#### [What is needed]
Pick out the lines below that contain the string "NOAA" and copy them all.

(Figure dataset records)
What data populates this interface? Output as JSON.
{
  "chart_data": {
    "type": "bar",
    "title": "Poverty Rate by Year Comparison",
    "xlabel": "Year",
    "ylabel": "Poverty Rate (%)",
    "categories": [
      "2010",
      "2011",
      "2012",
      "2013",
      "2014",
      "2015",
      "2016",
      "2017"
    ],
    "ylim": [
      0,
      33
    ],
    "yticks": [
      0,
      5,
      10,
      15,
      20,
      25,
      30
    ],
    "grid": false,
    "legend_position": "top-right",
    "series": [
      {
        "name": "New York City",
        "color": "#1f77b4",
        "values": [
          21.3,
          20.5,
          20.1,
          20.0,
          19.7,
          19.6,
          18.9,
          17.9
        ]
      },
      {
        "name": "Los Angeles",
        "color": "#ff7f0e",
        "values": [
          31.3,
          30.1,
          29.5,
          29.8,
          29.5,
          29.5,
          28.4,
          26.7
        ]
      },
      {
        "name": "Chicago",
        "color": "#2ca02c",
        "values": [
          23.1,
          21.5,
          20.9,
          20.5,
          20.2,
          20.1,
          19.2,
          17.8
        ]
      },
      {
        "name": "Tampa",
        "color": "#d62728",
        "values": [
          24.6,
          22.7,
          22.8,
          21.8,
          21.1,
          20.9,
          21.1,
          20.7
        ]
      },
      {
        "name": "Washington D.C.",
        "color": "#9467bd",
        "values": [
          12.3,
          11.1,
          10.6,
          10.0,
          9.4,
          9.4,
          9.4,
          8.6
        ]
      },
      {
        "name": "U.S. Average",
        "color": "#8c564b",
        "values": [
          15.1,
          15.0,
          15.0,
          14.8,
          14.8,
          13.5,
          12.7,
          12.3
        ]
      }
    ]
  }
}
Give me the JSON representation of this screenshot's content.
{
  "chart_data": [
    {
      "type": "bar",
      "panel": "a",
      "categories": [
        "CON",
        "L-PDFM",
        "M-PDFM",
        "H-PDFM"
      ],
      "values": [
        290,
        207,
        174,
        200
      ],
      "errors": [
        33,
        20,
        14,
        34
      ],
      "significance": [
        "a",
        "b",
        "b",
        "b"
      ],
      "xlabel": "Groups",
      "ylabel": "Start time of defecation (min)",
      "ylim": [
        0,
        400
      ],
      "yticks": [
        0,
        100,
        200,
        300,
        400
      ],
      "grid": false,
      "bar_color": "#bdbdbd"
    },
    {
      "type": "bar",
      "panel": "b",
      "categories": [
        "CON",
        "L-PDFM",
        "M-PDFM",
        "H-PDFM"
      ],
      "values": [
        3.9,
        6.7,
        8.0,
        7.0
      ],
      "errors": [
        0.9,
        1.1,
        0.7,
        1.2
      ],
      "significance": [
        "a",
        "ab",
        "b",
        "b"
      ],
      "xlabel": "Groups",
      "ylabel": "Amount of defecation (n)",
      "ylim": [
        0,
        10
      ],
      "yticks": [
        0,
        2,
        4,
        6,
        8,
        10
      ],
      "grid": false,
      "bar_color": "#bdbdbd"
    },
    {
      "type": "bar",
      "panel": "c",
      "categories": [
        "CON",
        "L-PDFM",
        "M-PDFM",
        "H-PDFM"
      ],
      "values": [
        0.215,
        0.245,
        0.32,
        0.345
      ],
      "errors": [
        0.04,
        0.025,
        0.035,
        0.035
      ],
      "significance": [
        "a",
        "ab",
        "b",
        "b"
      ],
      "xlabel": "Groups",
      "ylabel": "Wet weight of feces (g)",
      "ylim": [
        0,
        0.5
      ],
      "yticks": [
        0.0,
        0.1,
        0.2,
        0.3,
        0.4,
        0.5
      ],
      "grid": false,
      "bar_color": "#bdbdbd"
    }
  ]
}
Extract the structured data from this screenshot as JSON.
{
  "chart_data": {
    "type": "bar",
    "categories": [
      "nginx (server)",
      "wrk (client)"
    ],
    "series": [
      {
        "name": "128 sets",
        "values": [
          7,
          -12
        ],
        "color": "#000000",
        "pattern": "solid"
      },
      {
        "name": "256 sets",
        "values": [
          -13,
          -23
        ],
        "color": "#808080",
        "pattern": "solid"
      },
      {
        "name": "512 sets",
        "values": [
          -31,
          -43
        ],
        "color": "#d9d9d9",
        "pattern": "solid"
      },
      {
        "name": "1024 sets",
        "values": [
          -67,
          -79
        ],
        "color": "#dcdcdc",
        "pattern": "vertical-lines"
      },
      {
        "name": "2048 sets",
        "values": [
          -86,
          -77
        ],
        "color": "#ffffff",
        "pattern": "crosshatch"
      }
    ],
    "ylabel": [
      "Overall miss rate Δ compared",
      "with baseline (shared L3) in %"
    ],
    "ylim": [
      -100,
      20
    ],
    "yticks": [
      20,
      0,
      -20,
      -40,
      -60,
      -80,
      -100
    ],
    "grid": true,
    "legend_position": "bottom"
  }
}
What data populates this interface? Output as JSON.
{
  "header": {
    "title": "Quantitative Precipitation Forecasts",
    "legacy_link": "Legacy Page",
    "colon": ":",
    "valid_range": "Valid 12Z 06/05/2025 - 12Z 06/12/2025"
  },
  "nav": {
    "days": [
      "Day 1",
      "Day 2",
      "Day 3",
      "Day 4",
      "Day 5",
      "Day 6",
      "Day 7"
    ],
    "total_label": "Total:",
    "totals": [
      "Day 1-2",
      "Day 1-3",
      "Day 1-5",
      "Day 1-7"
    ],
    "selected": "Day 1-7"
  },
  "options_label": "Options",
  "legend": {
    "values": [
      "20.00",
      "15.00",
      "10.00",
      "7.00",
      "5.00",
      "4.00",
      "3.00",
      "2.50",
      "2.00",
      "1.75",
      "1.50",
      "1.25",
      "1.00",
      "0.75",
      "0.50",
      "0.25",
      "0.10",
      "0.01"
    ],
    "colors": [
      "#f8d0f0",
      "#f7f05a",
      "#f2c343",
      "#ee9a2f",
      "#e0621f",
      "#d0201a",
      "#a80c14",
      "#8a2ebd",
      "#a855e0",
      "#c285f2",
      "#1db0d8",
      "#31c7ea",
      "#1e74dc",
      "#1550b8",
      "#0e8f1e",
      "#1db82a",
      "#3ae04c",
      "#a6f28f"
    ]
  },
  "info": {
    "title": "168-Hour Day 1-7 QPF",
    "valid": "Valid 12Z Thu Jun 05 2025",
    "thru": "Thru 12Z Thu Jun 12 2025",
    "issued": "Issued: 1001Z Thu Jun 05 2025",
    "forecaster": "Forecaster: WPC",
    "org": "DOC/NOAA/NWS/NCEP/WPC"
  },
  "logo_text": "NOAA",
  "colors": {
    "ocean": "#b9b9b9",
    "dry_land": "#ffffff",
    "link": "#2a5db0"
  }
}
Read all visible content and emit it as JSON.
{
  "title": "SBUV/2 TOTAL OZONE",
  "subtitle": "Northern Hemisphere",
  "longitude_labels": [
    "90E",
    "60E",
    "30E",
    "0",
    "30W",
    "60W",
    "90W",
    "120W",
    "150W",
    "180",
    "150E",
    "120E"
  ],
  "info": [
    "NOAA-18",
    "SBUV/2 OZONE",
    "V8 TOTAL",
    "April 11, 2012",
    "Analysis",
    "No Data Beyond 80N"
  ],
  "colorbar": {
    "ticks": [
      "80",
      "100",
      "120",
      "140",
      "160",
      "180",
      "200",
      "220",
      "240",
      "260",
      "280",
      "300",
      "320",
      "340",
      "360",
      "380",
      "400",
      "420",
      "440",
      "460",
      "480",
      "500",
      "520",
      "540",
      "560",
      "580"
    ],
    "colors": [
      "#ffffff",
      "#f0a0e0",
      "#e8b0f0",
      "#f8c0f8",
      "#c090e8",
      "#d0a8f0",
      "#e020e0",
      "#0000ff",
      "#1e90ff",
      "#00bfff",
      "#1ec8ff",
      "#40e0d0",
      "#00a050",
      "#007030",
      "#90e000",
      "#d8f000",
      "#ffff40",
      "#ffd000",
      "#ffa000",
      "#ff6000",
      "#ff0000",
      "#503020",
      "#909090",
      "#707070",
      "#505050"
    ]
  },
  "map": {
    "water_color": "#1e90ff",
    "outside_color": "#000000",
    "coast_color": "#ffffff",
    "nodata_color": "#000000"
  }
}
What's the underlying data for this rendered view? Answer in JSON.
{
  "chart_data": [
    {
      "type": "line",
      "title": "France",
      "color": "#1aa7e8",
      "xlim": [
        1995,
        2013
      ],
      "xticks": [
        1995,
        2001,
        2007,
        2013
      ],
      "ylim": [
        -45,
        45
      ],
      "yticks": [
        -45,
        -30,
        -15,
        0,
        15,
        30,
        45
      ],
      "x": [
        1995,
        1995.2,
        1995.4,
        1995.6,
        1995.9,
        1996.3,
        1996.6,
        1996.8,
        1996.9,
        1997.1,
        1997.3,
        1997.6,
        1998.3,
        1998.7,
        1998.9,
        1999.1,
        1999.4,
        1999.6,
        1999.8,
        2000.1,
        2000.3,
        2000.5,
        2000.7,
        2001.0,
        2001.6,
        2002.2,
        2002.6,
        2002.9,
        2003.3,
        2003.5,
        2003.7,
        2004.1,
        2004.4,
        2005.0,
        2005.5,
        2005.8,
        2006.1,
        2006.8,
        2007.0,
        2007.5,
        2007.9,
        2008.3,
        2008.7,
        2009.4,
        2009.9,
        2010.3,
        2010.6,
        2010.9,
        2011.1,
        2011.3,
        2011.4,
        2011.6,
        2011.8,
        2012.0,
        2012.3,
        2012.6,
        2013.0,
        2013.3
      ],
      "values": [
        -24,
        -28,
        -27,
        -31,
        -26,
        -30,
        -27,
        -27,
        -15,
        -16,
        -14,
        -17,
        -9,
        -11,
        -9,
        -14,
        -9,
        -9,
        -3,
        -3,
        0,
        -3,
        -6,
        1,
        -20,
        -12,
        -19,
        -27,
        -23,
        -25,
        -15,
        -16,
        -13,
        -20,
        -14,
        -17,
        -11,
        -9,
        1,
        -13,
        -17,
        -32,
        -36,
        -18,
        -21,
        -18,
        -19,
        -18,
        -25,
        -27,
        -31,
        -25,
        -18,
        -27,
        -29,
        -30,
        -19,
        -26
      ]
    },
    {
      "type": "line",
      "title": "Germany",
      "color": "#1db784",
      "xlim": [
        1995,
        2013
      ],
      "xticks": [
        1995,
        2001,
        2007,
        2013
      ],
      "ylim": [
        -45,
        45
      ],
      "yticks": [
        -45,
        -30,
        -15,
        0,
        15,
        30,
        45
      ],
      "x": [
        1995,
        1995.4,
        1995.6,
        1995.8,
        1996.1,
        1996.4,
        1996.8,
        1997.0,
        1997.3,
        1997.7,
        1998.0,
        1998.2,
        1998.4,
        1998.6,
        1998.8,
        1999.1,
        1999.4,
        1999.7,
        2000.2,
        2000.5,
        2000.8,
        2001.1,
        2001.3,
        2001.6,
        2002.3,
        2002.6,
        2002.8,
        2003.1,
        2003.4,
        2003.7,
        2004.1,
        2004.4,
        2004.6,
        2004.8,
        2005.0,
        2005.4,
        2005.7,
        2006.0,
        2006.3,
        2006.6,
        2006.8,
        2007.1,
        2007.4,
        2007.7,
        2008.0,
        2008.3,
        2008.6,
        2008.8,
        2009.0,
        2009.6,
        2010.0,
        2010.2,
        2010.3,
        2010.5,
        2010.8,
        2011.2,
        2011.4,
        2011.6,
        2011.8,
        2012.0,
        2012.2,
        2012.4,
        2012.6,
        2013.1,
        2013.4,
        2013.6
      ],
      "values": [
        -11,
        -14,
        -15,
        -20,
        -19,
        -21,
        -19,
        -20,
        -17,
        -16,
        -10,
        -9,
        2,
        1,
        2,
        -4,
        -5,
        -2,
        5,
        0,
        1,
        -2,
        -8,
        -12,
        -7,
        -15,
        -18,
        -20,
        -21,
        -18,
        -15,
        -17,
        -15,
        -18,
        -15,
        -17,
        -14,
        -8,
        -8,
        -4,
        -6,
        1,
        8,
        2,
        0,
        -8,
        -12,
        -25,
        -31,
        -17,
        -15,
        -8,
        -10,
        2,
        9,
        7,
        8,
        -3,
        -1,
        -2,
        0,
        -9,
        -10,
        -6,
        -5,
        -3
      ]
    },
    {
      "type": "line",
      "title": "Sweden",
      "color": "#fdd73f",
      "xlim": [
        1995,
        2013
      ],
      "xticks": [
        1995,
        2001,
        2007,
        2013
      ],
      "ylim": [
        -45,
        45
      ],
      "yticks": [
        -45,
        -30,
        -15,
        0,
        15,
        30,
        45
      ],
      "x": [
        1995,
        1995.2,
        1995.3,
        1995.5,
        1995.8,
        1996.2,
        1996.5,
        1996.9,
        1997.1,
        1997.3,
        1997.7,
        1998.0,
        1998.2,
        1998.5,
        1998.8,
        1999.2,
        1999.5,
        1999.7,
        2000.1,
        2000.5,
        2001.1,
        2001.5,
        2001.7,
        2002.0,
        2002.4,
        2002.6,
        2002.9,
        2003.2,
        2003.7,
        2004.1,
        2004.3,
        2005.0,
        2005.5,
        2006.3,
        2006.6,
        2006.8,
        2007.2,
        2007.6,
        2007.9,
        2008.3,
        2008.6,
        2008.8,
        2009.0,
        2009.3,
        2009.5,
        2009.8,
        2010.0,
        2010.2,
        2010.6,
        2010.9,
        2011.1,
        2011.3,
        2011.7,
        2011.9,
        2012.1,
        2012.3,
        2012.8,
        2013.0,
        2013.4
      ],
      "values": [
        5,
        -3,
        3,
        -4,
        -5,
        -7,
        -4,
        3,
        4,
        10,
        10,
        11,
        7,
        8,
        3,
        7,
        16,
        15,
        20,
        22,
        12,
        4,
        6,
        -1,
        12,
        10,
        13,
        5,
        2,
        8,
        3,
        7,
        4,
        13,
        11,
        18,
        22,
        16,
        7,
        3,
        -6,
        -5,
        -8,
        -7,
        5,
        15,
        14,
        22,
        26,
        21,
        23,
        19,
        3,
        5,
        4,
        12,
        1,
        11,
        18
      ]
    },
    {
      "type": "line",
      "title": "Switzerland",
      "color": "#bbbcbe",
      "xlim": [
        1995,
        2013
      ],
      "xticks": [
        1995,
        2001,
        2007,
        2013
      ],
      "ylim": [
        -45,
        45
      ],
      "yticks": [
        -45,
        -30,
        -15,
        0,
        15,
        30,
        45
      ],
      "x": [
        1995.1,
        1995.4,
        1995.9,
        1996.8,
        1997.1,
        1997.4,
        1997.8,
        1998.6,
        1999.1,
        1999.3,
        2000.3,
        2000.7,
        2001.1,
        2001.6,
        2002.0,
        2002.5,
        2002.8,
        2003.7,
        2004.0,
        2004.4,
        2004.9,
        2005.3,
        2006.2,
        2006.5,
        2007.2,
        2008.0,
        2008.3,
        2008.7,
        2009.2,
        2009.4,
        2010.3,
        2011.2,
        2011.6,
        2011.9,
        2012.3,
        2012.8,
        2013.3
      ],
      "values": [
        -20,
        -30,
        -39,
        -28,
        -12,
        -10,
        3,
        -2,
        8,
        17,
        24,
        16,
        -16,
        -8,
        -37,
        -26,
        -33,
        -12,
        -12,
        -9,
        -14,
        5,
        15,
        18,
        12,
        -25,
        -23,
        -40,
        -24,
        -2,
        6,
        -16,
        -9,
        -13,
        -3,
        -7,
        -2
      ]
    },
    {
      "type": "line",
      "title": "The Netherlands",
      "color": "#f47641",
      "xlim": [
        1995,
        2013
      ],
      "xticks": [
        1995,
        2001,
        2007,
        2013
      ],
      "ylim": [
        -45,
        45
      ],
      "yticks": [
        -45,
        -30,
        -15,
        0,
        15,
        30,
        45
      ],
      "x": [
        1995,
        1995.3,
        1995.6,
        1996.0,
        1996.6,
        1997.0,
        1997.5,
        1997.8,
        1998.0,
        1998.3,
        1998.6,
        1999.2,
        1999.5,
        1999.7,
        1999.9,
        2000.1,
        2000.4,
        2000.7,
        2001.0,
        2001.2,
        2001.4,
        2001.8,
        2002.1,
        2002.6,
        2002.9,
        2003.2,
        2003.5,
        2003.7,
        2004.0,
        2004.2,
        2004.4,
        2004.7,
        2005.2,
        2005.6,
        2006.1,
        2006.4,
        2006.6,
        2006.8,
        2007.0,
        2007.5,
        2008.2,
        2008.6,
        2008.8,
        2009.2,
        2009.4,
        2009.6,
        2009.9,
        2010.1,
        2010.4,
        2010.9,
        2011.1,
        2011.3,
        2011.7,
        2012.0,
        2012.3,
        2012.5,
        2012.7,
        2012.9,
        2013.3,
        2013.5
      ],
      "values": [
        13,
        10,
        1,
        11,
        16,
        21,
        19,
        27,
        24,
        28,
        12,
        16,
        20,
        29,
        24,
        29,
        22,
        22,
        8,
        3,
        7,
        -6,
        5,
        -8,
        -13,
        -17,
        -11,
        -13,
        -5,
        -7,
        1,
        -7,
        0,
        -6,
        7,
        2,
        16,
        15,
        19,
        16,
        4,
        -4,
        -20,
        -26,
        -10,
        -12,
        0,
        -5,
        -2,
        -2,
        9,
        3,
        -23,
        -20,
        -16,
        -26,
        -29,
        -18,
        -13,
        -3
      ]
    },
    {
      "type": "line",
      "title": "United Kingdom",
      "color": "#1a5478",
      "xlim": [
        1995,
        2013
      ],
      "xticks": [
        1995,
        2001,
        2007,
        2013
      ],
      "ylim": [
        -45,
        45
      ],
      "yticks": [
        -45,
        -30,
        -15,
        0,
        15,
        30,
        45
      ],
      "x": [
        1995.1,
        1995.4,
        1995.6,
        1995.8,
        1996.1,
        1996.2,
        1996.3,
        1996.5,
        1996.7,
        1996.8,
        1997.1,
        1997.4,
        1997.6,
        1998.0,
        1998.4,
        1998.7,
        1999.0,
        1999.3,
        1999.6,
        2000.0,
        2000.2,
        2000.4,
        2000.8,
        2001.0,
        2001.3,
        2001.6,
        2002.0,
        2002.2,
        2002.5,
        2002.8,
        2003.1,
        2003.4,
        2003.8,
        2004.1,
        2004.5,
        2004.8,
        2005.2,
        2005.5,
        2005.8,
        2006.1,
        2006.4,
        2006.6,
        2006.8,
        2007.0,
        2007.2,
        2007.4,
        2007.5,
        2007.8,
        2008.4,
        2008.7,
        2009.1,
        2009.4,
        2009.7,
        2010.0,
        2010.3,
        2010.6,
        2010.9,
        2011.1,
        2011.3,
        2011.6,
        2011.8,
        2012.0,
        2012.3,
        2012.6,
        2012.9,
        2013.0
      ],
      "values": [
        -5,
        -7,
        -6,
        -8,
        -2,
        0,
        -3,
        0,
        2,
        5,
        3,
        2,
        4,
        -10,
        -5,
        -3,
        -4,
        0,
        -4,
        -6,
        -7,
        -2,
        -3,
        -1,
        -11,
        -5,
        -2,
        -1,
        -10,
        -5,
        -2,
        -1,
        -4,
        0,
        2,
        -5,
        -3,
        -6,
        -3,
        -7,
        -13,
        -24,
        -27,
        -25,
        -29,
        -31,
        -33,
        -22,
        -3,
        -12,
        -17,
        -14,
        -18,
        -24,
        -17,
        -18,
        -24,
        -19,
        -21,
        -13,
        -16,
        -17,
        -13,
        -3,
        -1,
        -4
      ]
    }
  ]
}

#### [Task output]
    "org": "DOC/NOAA/NWS/NCEP/WPC"
  "logo_text": "NOAA",
    "NOAA-18",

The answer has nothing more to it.